## Work required
Your task is to print every entry below exactly as given.

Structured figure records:
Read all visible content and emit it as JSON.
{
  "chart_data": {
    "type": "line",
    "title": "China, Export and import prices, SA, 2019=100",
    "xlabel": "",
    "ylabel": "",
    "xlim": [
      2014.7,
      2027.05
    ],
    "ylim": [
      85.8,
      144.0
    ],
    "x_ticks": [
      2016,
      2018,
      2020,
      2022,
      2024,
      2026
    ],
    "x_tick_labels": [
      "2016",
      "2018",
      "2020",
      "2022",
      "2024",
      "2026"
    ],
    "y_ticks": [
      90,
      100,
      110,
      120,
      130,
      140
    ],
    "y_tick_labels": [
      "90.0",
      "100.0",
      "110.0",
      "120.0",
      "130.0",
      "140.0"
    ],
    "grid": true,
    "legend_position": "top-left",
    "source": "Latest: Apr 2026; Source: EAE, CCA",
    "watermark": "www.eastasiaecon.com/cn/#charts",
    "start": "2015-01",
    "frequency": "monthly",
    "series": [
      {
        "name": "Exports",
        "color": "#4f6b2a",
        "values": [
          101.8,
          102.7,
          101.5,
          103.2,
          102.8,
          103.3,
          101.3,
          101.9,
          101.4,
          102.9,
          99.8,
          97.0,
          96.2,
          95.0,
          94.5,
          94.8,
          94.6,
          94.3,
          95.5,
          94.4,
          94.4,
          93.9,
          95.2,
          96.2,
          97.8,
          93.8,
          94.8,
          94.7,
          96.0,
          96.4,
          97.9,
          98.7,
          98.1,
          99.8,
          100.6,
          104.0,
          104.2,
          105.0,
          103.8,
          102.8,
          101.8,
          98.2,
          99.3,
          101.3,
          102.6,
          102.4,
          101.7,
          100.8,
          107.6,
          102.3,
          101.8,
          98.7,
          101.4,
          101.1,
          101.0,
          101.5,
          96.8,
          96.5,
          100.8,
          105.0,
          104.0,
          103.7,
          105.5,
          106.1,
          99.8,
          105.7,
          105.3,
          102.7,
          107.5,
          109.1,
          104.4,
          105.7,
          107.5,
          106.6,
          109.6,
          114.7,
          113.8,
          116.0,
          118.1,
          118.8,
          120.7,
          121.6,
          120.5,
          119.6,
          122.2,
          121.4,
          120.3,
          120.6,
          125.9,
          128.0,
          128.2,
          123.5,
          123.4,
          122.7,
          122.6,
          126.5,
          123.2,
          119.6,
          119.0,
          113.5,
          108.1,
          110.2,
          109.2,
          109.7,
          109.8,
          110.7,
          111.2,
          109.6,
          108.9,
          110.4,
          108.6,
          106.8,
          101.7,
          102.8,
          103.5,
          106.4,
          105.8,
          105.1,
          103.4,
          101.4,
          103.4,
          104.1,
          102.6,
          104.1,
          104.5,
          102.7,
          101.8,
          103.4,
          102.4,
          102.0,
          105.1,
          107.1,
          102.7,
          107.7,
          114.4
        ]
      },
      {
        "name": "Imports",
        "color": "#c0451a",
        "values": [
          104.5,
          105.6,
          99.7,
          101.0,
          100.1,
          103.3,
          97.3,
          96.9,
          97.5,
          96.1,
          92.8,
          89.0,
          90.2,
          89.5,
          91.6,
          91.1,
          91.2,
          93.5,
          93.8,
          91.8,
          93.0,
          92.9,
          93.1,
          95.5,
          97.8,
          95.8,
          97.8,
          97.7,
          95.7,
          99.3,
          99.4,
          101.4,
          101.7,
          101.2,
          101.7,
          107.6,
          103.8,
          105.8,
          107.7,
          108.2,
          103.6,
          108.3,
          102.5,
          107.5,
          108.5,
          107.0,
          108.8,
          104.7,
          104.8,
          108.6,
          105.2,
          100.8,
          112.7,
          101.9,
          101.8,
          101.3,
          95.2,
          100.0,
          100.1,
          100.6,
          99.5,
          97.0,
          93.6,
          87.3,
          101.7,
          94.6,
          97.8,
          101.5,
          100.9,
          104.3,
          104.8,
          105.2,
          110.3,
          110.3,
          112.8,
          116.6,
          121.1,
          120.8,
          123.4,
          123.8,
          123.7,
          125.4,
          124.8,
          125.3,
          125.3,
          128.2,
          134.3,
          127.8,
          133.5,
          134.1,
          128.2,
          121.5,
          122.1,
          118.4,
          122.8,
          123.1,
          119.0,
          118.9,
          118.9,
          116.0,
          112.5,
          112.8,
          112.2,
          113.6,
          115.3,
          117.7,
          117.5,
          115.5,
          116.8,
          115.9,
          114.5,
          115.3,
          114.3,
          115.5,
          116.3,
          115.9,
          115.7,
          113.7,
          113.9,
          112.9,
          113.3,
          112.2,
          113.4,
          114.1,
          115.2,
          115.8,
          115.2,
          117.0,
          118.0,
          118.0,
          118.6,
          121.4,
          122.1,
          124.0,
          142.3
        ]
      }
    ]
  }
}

## Exercise result
Read all visible content and emit it as JSON.
{
  "chart_data": {
    "type": "line",
    "title": "China, Export and import prices, SA, 2019=100",
    "xlabel": "",
    "ylabel": "",
    "xlim": [
      2014.7,
      2027.05
    ],
    "ylim": [
      85.8,
      144.0
    ],
    "x_ticks": [
      2016,
      2018,
      2020,
      2022,
      2024,
      2026
    ],
    "x_tick_labels": [
      "2016",
      "2018",
      "2020",
      "2022",
      "2024",
      "2026"
    ],
    "y_ticks": [
      90,
      100,
      110,
      120,
      130,
      140
    ],
    "y_tick_labels": [
      "90.0",
      "100.0",
      "110.0",
      "120.0",
      "130.0",
      "140.0"
    ],
    "grid": true,
    "legend_position": "top-left",
    "source": "Latest: Apr 2026; Source: EAE, CCA",
    "watermark": "www.eastasiaecon.com/cn/#charts",
    "start": "2015-01",
    "frequency": "monthly",
    "series": [
      {
        "name": "Exports",
        "color": "#4f6b2a",
        "values": [
          101.8,
          102.7,
          101.5,
          103.2,
          102.8,
          103.3,
          101.3,
          101.9,
          101.4,
          102.9,
          99.8,
          97.0,
          96.2,
          95.0,
          94.5,
          94.8,
          94.6,
          94.3,
          95.5,
          94.4,
          94.4,
          93.9,
          95.2,
          96.2,
          97.8,
          93.8,
          94.8,
          94.7,
          96.0,
          96.4,
          97.9,
          98.7,
          98.1,
          99.8,
          100.6,
          104.0,
          104.2,
          105.0,
          103.8,
          102.8,
          101.8,
          98.2,
          99.3,
          101.3,
          102.6,
          102.4,
          101.7,
          100.8,
          107.6,
          102.3,
          101.8,
          98.7,
          101.4,
          101.1,
          101.0,
          101.5,
          96.8,
          96.5,
          100.8,
          105.0,
          104.0,
          103.7,
          105.5,
          106.1,
          99.8,
          105.7,
          105.3,
          102.7,
          107.5,
          109.1,
          104.4,
          105.7,
          107.5,
          106.6,
          109.6,
          114.7,
          113.8,
          116.0,
          118.1,
          118.8,
          120.7,
          121.6,
          120.5,
          119.6,
          122.2,
          121.4,
          120.3,
          120.6,
          125.9,
          128.0,
          128.2,
          123.5,
          123.4,
          122.7,
          122.6,
          126.5,
          123.2,
          119.6,
          119.0,
          113.5,
          108.1,
          110.2,
          109.2,
          109.7,
          109.8,
          110.7,
          111.2,
          109.6,
          108.9,
          110.4,
          108.6,
          106.8,
          101.7,
          102.8,
          103.5,
          106.4,
          105.8,
          105.1,
          103.4,
          101.4,
          103.4,
          104.1,
          102.6,
          104.1,
          104.5,
          102.7,
          101.8,
          103.4,
          102.4,
          102.0,
          105.1,
          107.1,
          102.7,
          107.7,
          114.4
        ]
      },
      {
        "name": "Imports",
        "color": "#c0451a",
        "values": [
          104.5,
          105.6,
          99.7,
          101.0,
          100.1,
          103.3,
          97.3,
          96.9,
          97.5,
          96.1,
          92.8,
          89.0,
          90.2,
          89.5,
          91.6,
          91.1,
          91.2,
          93.5,
          93.8,
          91.8,
          93.0,
          92.9,
          93.1,
          95.5,
          97.8,
          95.8,
          97.8,
          97.7,
          95.7,
          99.3,
          99.4,
          101.4,
          101.7,
          101.2,
          101.7,
          107.6,
          103.8,
          105.8,
          107.7,
          108.2,
          103.6,
          108.3,
          102.5,
          107.5,
          108.5,
          107.0,
          108.8,
          104.7,
          104.8,
          108.6,
          105.2,
          100.8,
          112.7,
          101.9,
          101.8,
          101.3,
          95.2,
          100.0,
          100.1,
          100.6,
          99.5,
          97.0,
          93.6,
          87.3,
          101.7,
          94.6,
          97.8,
          101.5,
          100.9,
          104.3,
          104.8,
          105.2,
          110.3,
          110.3,
          112.8,
          116.6,
          121.1,
          120.8,
          123.4,
          123.8,
          123.7,
          125.4,
          124.8,
          125.3,
          125.3,
          128.2,
          134.3,
          127.8,
          133.5,
          134.1,
          128.2,
          121.5,
          122.1,
          118.4,
          122.8,
          123.1,
          119.0,
          118.9,
          118.9,
          116.0,
          112.5,
          112.8,
          112.2,
          113.6,
          115.3,
          117.7,
          117.5,
          115.5,
          116.8,
          115.9,
          114.5,
          115.3,
          114.3,
          115.5,
          116.3,
          115.9,
          115.7,
          113.7,
          113.9,
          112.9,
          113.3,
          112.2,
          113.4,
          114.1,
          115.2,
          115.8,
          115.2,
          117.0,
          118.0,
          118.0,
          118.6,
          121.4,
          122.1,
          124.0,
          142.3
        ]
      }
    ]
  }
}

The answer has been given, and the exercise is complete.